### Excerpted data ###

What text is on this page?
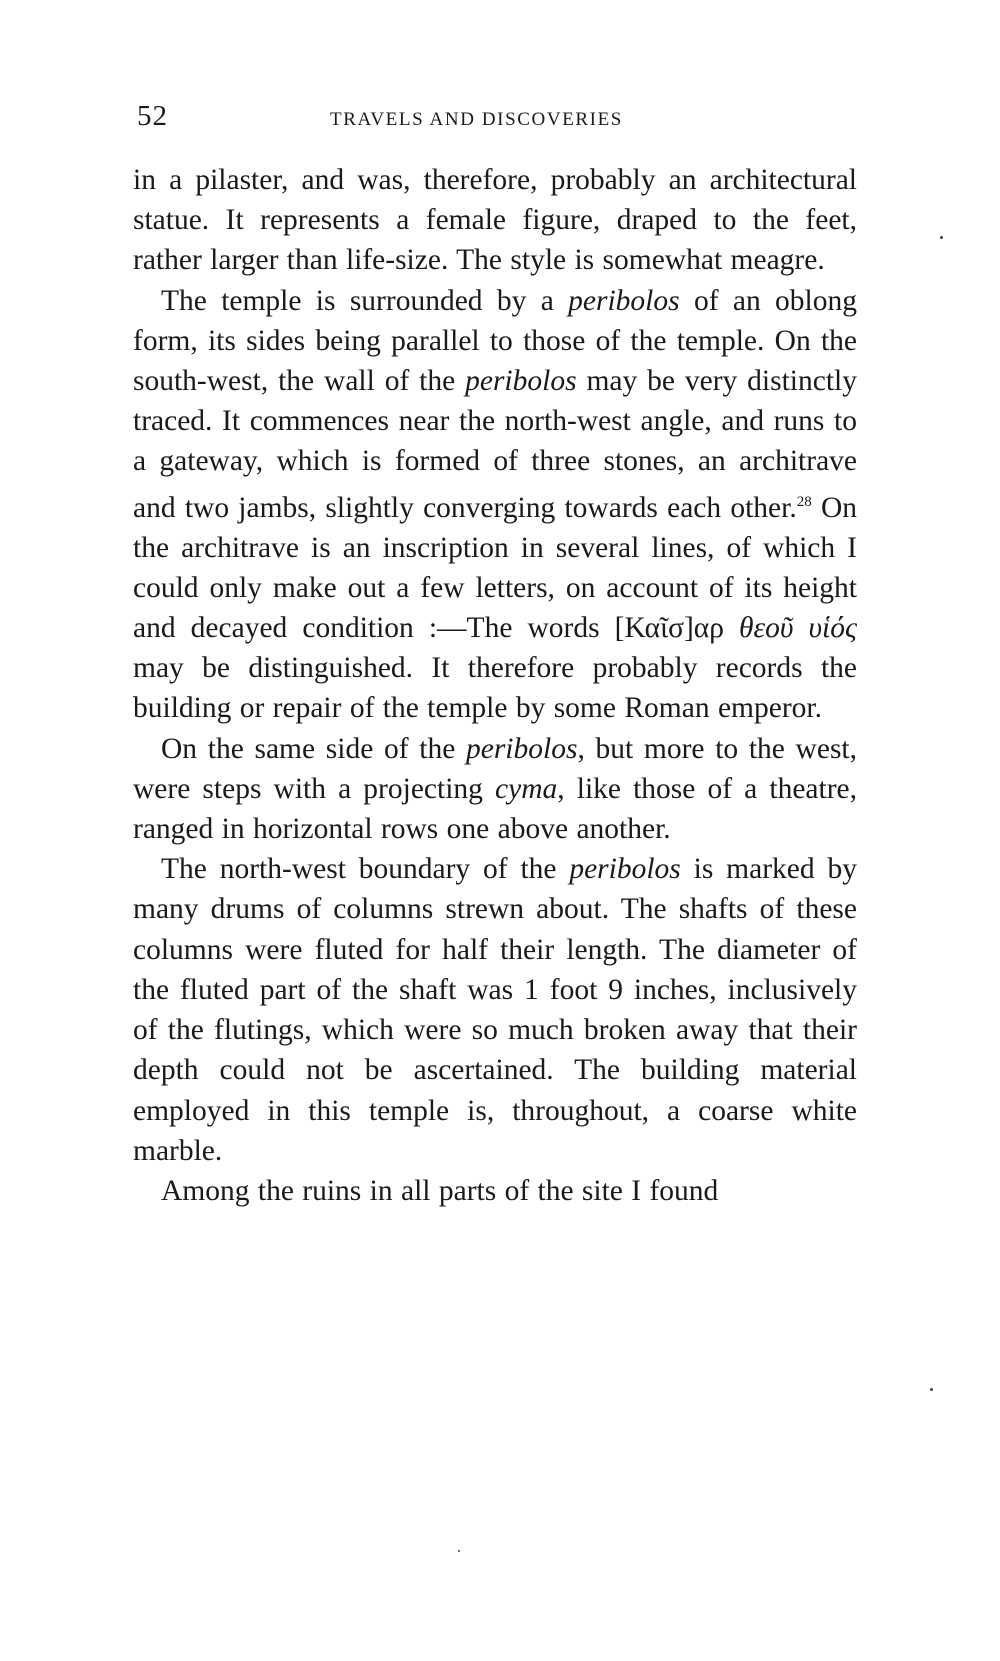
52	TRAVELS AND DISCOVERIES

in a pilaster, and was, therefore, probably an architectural statue. It represents a female figure, draped to the feet, rather larger than life-size. The style is somewhat meagre.

The temple is surrounded by a peribolos of an oblong form, its sides being parallel to those of the temple. On the south-west, the wall of the peribolos may be very distinctly traced. It commences near the north-west angle, and runs to a gateway, which is formed of three stones, an architrave and two jambs, slightly converging towards each other.$^{28}$ On the architrave is an inscription in several lines, of which I could only make out a few letters, on account of its height and decayed condition :—The words [Καῖσ]αρ θεοῦ υἱός may be distinguished. It therefore probably records the building or repair of the temple by some Roman emperor.

On the same side of the peribolos, but more to the west, were steps with a projecting cyma, like those of a theatre, ranged in horizontal rows one above another.

The north-west boundary of the peribolos is marked by many drums of columns strewn about. The shafts of these columns were fluted for half their length. The diameter of the fluted part of the shaft was 1 foot 9 inches, inclusively of the flutings, which were so much broken away that their depth could not be ascertained. The building material employed in this temple is, throughout, a coarse white marble.

Among the ruins in all parts of the site I found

###

**Exercise prompt**
Find every line that has "were" in it, then return those lines.

**The answer**
On the same side of the peribolos, but more to the west, were steps with a projecting cyma, like those of a theatre, ranged in horizontal rows one above another.
The north-west boundary of the peribolos is marked by many drums of columns strewn about. The shafts of these columns were fluted for half their length. The diameter of the fluted part of the shaft was 1 foot 9 inches, inclusively of the flutings, which were so much broken away that their depth could not be ascertained. The building material employed in this temple is, throughout, a coarse white marble.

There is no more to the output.